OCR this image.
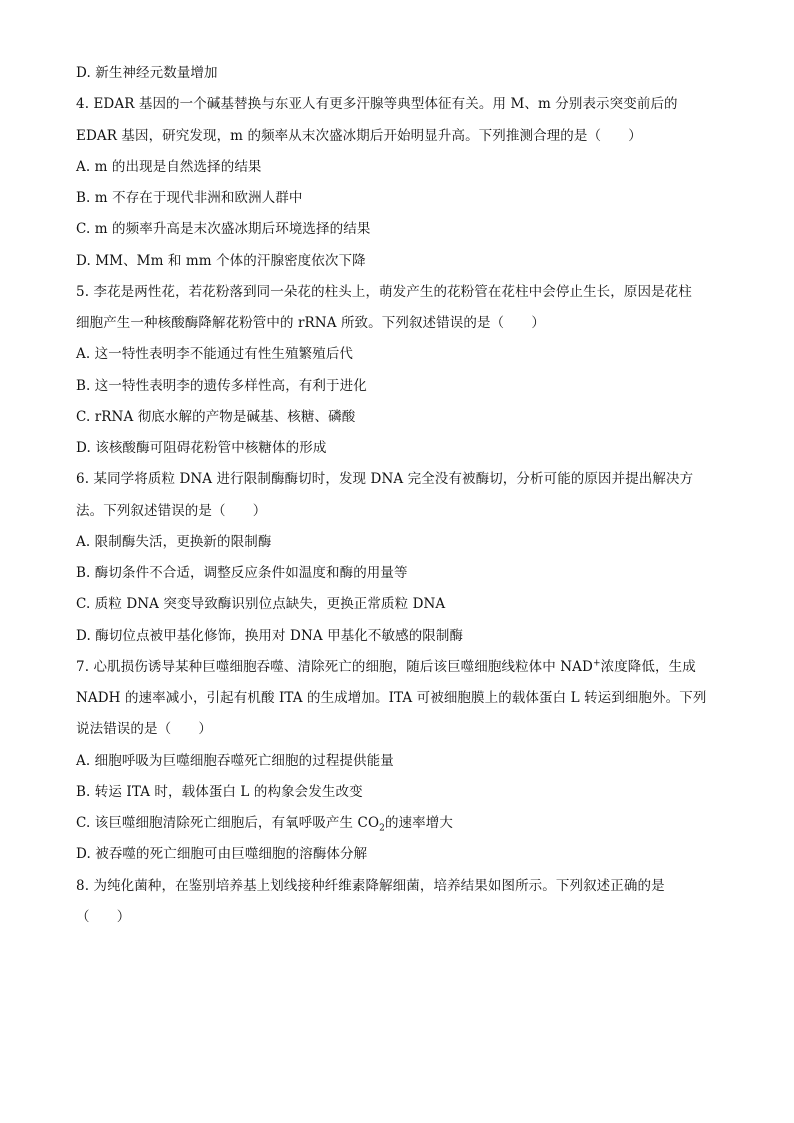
D. 新生神经元数量增加
4. EDAR 基因的一个碱基替换与东亚人有更多汗腺等典型体征有关。用 M、m 分别表示突变前后的
EDAR 基因，研究发现，m 的频率从末次盛冰期后开始明显升高。下列推测合理的是（　　）
A. m 的出现是自然选择的结果
B. m 不存在于现代非洲和欧洲人群中
C. m 的频率升高是末次盛冰期后环境选择的结果
D. MM、Mm 和 mm 个体的汗腺密度依次下降
5. 李花是两性花，若花粉落到同一朵花的柱头上，萌发产生的花粉管在花柱中会停止生长，原因是花柱
细胞产生一种核酸酶降解花粉管中的 rRNA 所致。下列叙述错误的是（　　）
A. 这一特性表明李不能通过有性生殖繁殖后代
B. 这一特性表明李的遗传多样性高，有利于进化
C. rRNA 彻底水解的产物是碱基、核糖、磷酸
D. 该核酸酶可阻碍花粉管中核糖体的形成
6. 某同学将质粒 DNA 进行限制酶酶切时，发现 DNA 完全没有被酶切，分析可能的原因并提出解决方
法。下列叙述错误的是（　　）
A. 限制酶失活，更换新的限制酶
B. 酶切条件不合适，调整反应条件如温度和酶的用量等
C. 质粒 DNA 突变导致酶识别位点缺失，更换正常质粒 DNA
D. 酶切位点被甲基化修饰，换用对 DNA 甲基化不敏感的限制酶
7. 心肌损伤诱导某种巨噬细胞吞噬、清除死亡的细胞，随后该巨噬细胞线粒体中 NAD+浓度降低，生成
NADH 的速率减小，引起有机酸 ITA 的生成增加。ITA 可被细胞膜上的载体蛋白 L 转运到细胞外。下列
说法错误的是（　　）
A. 细胞呼吸为巨噬细胞吞噬死亡细胞的过程提供能量
B. 转运 ITA 时，载体蛋白 L 的构象会发生改变
C. 该巨噬细胞清除死亡细胞后，有氧呼吸产生 $CO_2$的速率增大
D. 被吞噬的死亡细胞可由巨噬细胞的溶酶体分解
8. 为纯化菌种，在鉴别培养基上划线接种纤维素降解细菌，培养结果如图所示。下列叙述正确的是
（　　）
===============
Gather all lines from the listing above in which "EDAR" occurs.

4. EDAR 基因的一个碱基替换与东亚人有更多汗腺等典型体征有关。用 M、m 分别表示突变前后的
EDAR 基因，研究发现，m 的频率从末次盛冰期后开始明显升高。下列推测合理的是（　　）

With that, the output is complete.